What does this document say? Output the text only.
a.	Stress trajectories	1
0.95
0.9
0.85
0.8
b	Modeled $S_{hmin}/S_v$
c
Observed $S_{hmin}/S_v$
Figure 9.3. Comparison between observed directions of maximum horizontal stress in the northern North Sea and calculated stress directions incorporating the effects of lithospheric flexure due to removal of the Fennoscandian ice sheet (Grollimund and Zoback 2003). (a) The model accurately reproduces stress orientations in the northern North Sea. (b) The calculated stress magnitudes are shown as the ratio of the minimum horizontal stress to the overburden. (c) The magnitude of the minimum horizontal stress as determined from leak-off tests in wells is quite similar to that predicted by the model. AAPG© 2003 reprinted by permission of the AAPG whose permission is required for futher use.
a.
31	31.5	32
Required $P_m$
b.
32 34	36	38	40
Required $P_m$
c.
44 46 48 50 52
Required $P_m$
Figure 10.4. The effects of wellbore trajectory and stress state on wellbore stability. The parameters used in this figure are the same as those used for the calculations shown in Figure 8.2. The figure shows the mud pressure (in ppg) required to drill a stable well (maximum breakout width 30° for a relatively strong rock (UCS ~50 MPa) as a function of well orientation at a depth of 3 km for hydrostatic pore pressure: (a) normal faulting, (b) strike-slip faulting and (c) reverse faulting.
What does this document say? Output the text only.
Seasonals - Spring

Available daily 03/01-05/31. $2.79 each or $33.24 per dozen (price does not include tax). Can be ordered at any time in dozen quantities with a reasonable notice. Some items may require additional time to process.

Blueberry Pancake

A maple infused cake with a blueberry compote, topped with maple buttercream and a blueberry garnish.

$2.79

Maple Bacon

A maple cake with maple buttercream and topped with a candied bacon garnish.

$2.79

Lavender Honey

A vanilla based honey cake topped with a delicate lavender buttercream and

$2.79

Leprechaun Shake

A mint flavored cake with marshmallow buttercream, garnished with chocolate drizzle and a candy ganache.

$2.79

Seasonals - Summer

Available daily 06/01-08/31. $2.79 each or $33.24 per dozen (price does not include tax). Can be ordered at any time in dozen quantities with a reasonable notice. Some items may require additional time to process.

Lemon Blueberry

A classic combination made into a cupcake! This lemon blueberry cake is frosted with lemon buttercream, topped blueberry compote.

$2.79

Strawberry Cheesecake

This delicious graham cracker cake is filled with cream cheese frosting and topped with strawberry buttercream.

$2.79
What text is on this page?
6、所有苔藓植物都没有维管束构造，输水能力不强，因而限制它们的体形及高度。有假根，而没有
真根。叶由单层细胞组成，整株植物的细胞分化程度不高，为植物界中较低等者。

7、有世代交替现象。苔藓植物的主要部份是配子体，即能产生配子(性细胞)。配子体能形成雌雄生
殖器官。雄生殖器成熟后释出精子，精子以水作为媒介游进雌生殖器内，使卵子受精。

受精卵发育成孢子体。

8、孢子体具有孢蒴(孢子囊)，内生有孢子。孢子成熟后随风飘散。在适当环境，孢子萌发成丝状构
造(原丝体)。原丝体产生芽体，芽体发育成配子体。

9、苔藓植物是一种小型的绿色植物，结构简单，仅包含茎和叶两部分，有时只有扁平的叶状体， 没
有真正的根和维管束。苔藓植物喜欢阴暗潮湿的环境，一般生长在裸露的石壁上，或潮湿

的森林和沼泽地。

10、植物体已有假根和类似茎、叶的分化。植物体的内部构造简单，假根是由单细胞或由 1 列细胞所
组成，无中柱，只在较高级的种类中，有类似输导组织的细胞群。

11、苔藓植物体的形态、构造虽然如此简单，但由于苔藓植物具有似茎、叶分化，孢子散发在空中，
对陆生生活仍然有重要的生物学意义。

◇ ◇ ◇ ◇ ◇ ◇ ◇

### Task objective:
Your task is to quote all of the data word for word.

### Answer below:
What does this document say? Output the text only.
a.	Stress trajectories	1
0.95
0.9
0.85
0.8
b	Modeled $S_{hmin}/S_v$
c
Observed $S_{hmin}/S_v$
Figure 9.3. Comparison between observed directions of maximum horizontal stress in the northern North Sea and calculated stress directions incorporating the effects of lithospheric flexure due to removal of the Fennoscandian ice sheet (Grollimund and Zoback 2003). (a) The model accurately reproduces stress orientations in the northern North Sea. (b) The calculated stress magnitudes are shown as the ratio of the minimum horizontal stress to the overburden. (c) The magnitude of the minimum horizontal stress as determined from leak-off tests in wells is quite similar to that predicted by the model. AAPG© 2003 reprinted by permission of the AAPG whose permission is required for futher use.
a.
31	31.5	32
Required $P_m$
b.
32 34	36	38	40
Required $P_m$
c.
44 46 48 50 52
Required $P_m$
Figure 10.4. The effects of wellbore trajectory and stress state on wellbore stability. The parameters used in this figure are the same as those used for the calculations shown in Figure 8.2. The figure shows the mud pressure (in ppg) required to drill a stable well (maximum breakout width 30° for a relatively strong rock (UCS ~50 MPa) as a function of well orientation at a depth of 3 km for hydrostatic pore pressure: (a) normal faulting, (b) strike-slip faulting and (c) reverse faulting.
What does this document say? Output the text only.
Seasonals - Spring

Available daily 03/01-05/31. $2.79 each or $33.24 per dozen (price does not include tax). Can be ordered at any time in dozen quantities with a reasonable notice. Some items may require additional time to process.

Blueberry Pancake

A maple infused cake with a blueberry compote, topped with maple buttercream and a blueberry garnish.

$2.79

Maple Bacon

A maple cake with maple buttercream and topped with a candied bacon garnish.

$2.79

Lavender Honey

A vanilla based honey cake topped with a delicate lavender buttercream and

$2.79

Leprechaun Shake

A mint flavored cake with marshmallow buttercream, garnished with chocolate drizzle and a candy ganache.

$2.79

Seasonals - Summer

Available daily 06/01-08/31. $2.79 each or $33.24 per dozen (price does not include tax). Can be ordered at any time in dozen quantities with a reasonable notice. Some items may require additional time to process.

Lemon Blueberry

A classic combination made into a cupcake! This lemon blueberry cake is frosted with lemon buttercream, topped blueberry compote.

$2.79

Strawberry Cheesecake

This delicious graham cracker cake is filled with cream cheese frosting and topped with strawberry buttercream.

$2.79
What text is on this page?
6、所有苔藓植物都没有维管束构造，输水能力不强，因而限制它们的体形及高度。有假根，而没有
真根。叶由单层细胞组成，整株植物的细胞分化程度不高，为植物界中较低等者。

7、有世代交替现象。苔藓植物的主要部份是配子体，即能产生配子(性细胞)。配子体能形成雌雄生
殖器官。雄生殖器成熟后释出精子，精子以水作为媒介游进雌生殖器内，使卵子受精。

受精卵发育成孢子体。

8、孢子体具有孢蒴(孢子囊)，内生有孢子。孢子成熟后随风飘散。在适当环境，孢子萌发成丝状构
造(原丝体)。原丝体产生芽体，芽体发育成配子体。

9、苔藓植物是一种小型的绿色植物，结构简单，仅包含茎和叶两部分，有时只有扁平的叶状体， 没
有真正的根和维管束。苔藓植物喜欢阴暗潮湿的环境，一般生长在裸露的石壁上，或潮湿

的森林和沼泽地。

10、植物体已有假根和类似茎、叶的分化。植物体的内部构造简单，假根是由单细胞或由 1 列细胞所
组成，无中柱，只在较高级的种类中，有类似输导组织的细胞群。

11、苔藓植物体的形态、构造虽然如此简单，但由于苔藓植物具有似茎、叶分化，孢子散发在空中，
对陆生生活仍然有重要的生物学意义。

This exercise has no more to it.